*Exercise directions:*
Go through the data and copy every line exactly, but not the images.

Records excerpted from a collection

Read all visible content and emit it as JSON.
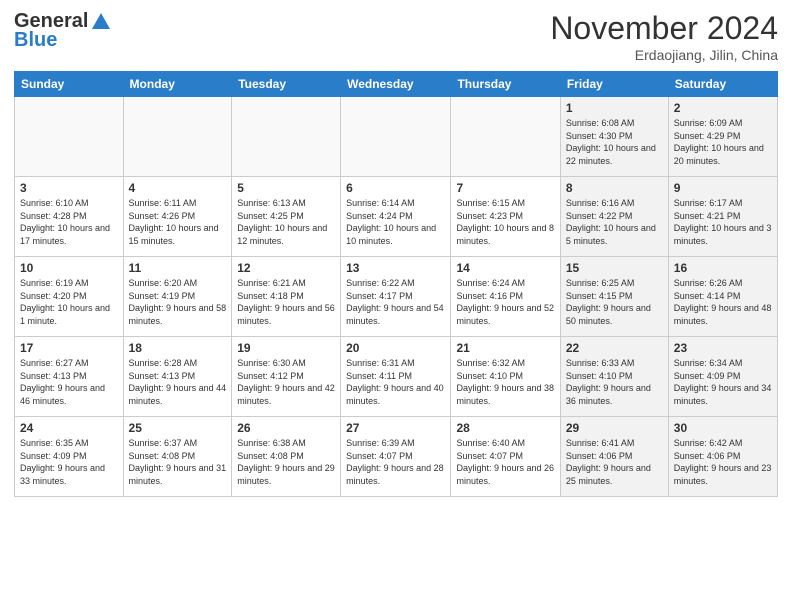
{
  "header": {
    "logo_general": "General",
    "logo_blue": "Blue",
    "month_title": "November 2024",
    "subtitle": "Erdaojiang, Jilin, China"
  },
  "weekdays": [
    "Sunday",
    "Monday",
    "Tuesday",
    "Wednesday",
    "Thursday",
    "Friday",
    "Saturday"
  ],
  "weeks": [
    [
      {
        "day": "",
        "info": "",
        "empty": true
      },
      {
        "day": "",
        "info": "",
        "empty": true
      },
      {
        "day": "",
        "info": "",
        "empty": true
      },
      {
        "day": "",
        "info": "",
        "empty": true
      },
      {
        "day": "",
        "info": "",
        "empty": true
      },
      {
        "day": "1",
        "info": "Sunrise: 6:08 AM\nSunset: 4:30 PM\nDaylight: 10 hours and 22 minutes.",
        "shaded": true
      },
      {
        "day": "2",
        "info": "Sunrise: 6:09 AM\nSunset: 4:29 PM\nDaylight: 10 hours and 20 minutes.",
        "shaded": true
      }
    ],
    [
      {
        "day": "3",
        "info": "Sunrise: 6:10 AM\nSunset: 4:28 PM\nDaylight: 10 hours and 17 minutes."
      },
      {
        "day": "4",
        "info": "Sunrise: 6:11 AM\nSunset: 4:26 PM\nDaylight: 10 hours and 15 minutes."
      },
      {
        "day": "5",
        "info": "Sunrise: 6:13 AM\nSunset: 4:25 PM\nDaylight: 10 hours and 12 minutes."
      },
      {
        "day": "6",
        "info": "Sunrise: 6:14 AM\nSunset: 4:24 PM\nDaylight: 10 hours and 10 minutes."
      },
      {
        "day": "7",
        "info": "Sunrise: 6:15 AM\nSunset: 4:23 PM\nDaylight: 10 hours and 8 minutes."
      },
      {
        "day": "8",
        "info": "Sunrise: 6:16 AM\nSunset: 4:22 PM\nDaylight: 10 hours and 5 minutes.",
        "shaded": true
      },
      {
        "day": "9",
        "info": "Sunrise: 6:17 AM\nSunset: 4:21 PM\nDaylight: 10 hours and 3 minutes.",
        "shaded": true
      }
    ],
    [
      {
        "day": "10",
        "info": "Sunrise: 6:19 AM\nSunset: 4:20 PM\nDaylight: 10 hours and 1 minute."
      },
      {
        "day": "11",
        "info": "Sunrise: 6:20 AM\nSunset: 4:19 PM\nDaylight: 9 hours and 58 minutes."
      },
      {
        "day": "12",
        "info": "Sunrise: 6:21 AM\nSunset: 4:18 PM\nDaylight: 9 hours and 56 minutes."
      },
      {
        "day": "13",
        "info": "Sunrise: 6:22 AM\nSunset: 4:17 PM\nDaylight: 9 hours and 54 minutes."
      },
      {
        "day": "14",
        "info": "Sunrise: 6:24 AM\nSunset: 4:16 PM\nDaylight: 9 hours and 52 minutes."
      },
      {
        "day": "15",
        "info": "Sunrise: 6:25 AM\nSunset: 4:15 PM\nDaylight: 9 hours and 50 minutes.",
        "shaded": true
      },
      {
        "day": "16",
        "info": "Sunrise: 6:26 AM\nSunset: 4:14 PM\nDaylight: 9 hours and 48 minutes.",
        "shaded": true
      }
    ],
    [
      {
        "day": "17",
        "info": "Sunrise: 6:27 AM\nSunset: 4:13 PM\nDaylight: 9 hours and 46 minutes."
      },
      {
        "day": "18",
        "info": "Sunrise: 6:28 AM\nSunset: 4:13 PM\nDaylight: 9 hours and 44 minutes."
      },
      {
        "day": "19",
        "info": "Sunrise: 6:30 AM\nSunset: 4:12 PM\nDaylight: 9 hours and 42 minutes."
      },
      {
        "day": "20",
        "info": "Sunrise: 6:31 AM\nSunset: 4:11 PM\nDaylight: 9 hours and 40 minutes."
      },
      {
        "day": "21",
        "info": "Sunrise: 6:32 AM\nSunset: 4:10 PM\nDaylight: 9 hours and 38 minutes."
      },
      {
        "day": "22",
        "info": "Sunrise: 6:33 AM\nSunset: 4:10 PM\nDaylight: 9 hours and 36 minutes.",
        "shaded": true
      },
      {
        "day": "23",
        "info": "Sunrise: 6:34 AM\nSunset: 4:09 PM\nDaylight: 9 hours and 34 minutes.",
        "shaded": true
      }
    ],
    [
      {
        "day": "24",
        "info": "Sunrise: 6:35 AM\nSunset: 4:09 PM\nDaylight: 9 hours and 33 minutes."
      },
      {
        "day": "25",
        "info": "Sunrise: 6:37 AM\nSunset: 4:08 PM\nDaylight: 9 hours and 31 minutes."
      },
      {
        "day": "26",
        "info": "Sunrise: 6:38 AM\nSunset: 4:08 PM\nDaylight: 9 hours and 29 minutes."
      },
      {
        "day": "27",
        "info": "Sunrise: 6:39 AM\nSunset: 4:07 PM\nDaylight: 9 hours and 28 minutes."
      },
      {
        "day": "28",
        "info": "Sunrise: 6:40 AM\nSunset: 4:07 PM\nDaylight: 9 hours and 26 minutes."
      },
      {
        "day": "29",
        "info": "Sunrise: 6:41 AM\nSunset: 4:06 PM\nDaylight: 9 hours and 25 minutes.",
        "shaded": true
      },
      {
        "day": "30",
        "info": "Sunrise: 6:42 AM\nSunset: 4:06 PM\nDaylight: 9 hours and 23 minutes.",
        "shaded": true
      }
    ]
  ]
}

*Full answer:*
Read all visible content and emit it as JSON.
{
  "header": {
    "logo_general": "General",
    "logo_blue": "Blue",
    "month_title": "November 2024",
    "subtitle": "Erdaojiang, Jilin, China"
  },
  "weekdays": [
    "Sunday",
    "Monday",
    "Tuesday",
    "Wednesday",
    "Thursday",
    "Friday",
    "Saturday"
  ],
  "weeks": [
    [
      {
        "day": "",
        "info": "",
        "empty": true
      },
      {
        "day": "",
        "info": "",
        "empty": true
      },
      {
        "day": "",
        "info": "",
        "empty": true
      },
      {
        "day": "",
        "info": "",
        "empty": true
      },
      {
        "day": "",
        "info": "",
        "empty": true
      },
      {
        "day": "1",
        "info": "Sunrise: 6:08 AM\nSunset: 4:30 PM\nDaylight: 10 hours and 22 minutes.",
        "shaded": true
      },
      {
        "day": "2",
        "info": "Sunrise: 6:09 AM\nSunset: 4:29 PM\nDaylight: 10 hours and 20 minutes.",
        "shaded": true
      }
    ],
    [
      {
        "day": "3",
        "info": "Sunrise: 6:10 AM\nSunset: 4:28 PM\nDaylight: 10 hours and 17 minutes."
      },
      {
        "day": "4",
        "info": "Sunrise: 6:11 AM\nSunset: 4:26 PM\nDaylight: 10 hours and 15 minutes."
      },
      {
        "day": "5",
        "info": "Sunrise: 6:13 AM\nSunset: 4:25 PM\nDaylight: 10 hours and 12 minutes."
      },
      {
        "day": "6",
        "info": "Sunrise: 6:14 AM\nSunset: 4:24 PM\nDaylight: 10 hours and 10 minutes."
      },
      {
        "day": "7",
        "info": "Sunrise: 6:15 AM\nSunset: 4:23 PM\nDaylight: 10 hours and 8 minutes."
      },
      {
        "day": "8",
        "info": "Sunrise: 6:16 AM\nSunset: 4:22 PM\nDaylight: 10 hours and 5 minutes.",
        "shaded": true
      },
      {
        "day": "9",
        "info": "Sunrise: 6:17 AM\nSunset: 4:21 PM\nDaylight: 10 hours and 3 minutes.",
        "shaded": true
      }
    ],
    [
      {
        "day": "10",
        "info": "Sunrise: 6:19 AM\nSunset: 4:20 PM\nDaylight: 10 hours and 1 minute."
      },
      {
        "day": "11",
        "info": "Sunrise: 6:20 AM\nSunset: 4:19 PM\nDaylight: 9 hours and 58 minutes."
      },
      {
        "day": "12",
        "info": "Sunrise: 6:21 AM\nSunset: 4:18 PM\nDaylight: 9 hours and 56 minutes."
      },
      {
        "day": "13",
        "info": "Sunrise: 6:22 AM\nSunset: 4:17 PM\nDaylight: 9 hours and 54 minutes."
      },
      {
        "day": "14",
        "info": "Sunrise: 6:24 AM\nSunset: 4:16 PM\nDaylight: 9 hours and 52 minutes."
      },
      {
        "day": "15",
        "info": "Sunrise: 6:25 AM\nSunset: 4:15 PM\nDaylight: 9 hours and 50 minutes.",
        "shaded": true
      },
      {
        "day": "16",
        "info": "Sunrise: 6:26 AM\nSunset: 4:14 PM\nDaylight: 9 hours and 48 minutes.",
        "shaded": true
      }
    ],
    [
      {
        "day": "17",
        "info": "Sunrise: 6:27 AM\nSunset: 4:13 PM\nDaylight: 9 hours and 46 minutes."
      },
      {
        "day": "18",
        "info": "Sunrise: 6:28 AM\nSunset: 4:13 PM\nDaylight: 9 hours and 44 minutes."
      },
      {
        "day": "19",
        "info": "Sunrise: 6:30 AM\nSunset: 4:12 PM\nDaylight: 9 hours and 42 minutes."
      },
      {
        "day": "20",
        "info": "Sunrise: 6:31 AM\nSunset: 4:11 PM\nDaylight: 9 hours and 40 minutes."
      },
      {
        "day": "21",
        "info": "Sunrise: 6:32 AM\nSunset: 4:10 PM\nDaylight: 9 hours and 38 minutes."
      },
      {
        "day": "22",
        "info": "Sunrise: 6:33 AM\nSunset: 4:10 PM\nDaylight: 9 hours and 36 minutes.",
        "shaded": true
      },
      {
        "day": "23",
        "info": "Sunrise: 6:34 AM\nSunset: 4:09 PM\nDaylight: 9 hours and 34 minutes.",
        "shaded": true
      }
    ],
    [
      {
        "day": "24",
        "info": "Sunrise: 6:35 AM\nSunset: 4:09 PM\nDaylight: 9 hours and 33 minutes."
      },
      {
        "day": "25",
        "info": "Sunrise: 6:37 AM\nSunset: 4:08 PM\nDaylight: 9 hours and 31 minutes."
      },
      {
        "day": "26",
        "info": "Sunrise: 6:38 AM\nSunset: 4:08 PM\nDaylight: 9 hours and 29 minutes."
      },
      {
        "day": "27",
        "info": "Sunrise: 6:39 AM\nSunset: 4:07 PM\nDaylight: 9 hours and 28 minutes."
      },
      {
        "day": "28",
        "info": "Sunrise: 6:40 AM\nSunset: 4:07 PM\nDaylight: 9 hours and 26 minutes."
      },
      {
        "day": "29",
        "info": "Sunrise: 6:41 AM\nSunset: 4:06 PM\nDaylight: 9 hours and 25 minutes.",
        "shaded": true
      },
      {
        "day": "30",
        "info": "Sunrise: 6:42 AM\nSunset: 4:06 PM\nDaylight: 9 hours and 23 minutes.",
        "shaded": true
      }
    ]
  ]
}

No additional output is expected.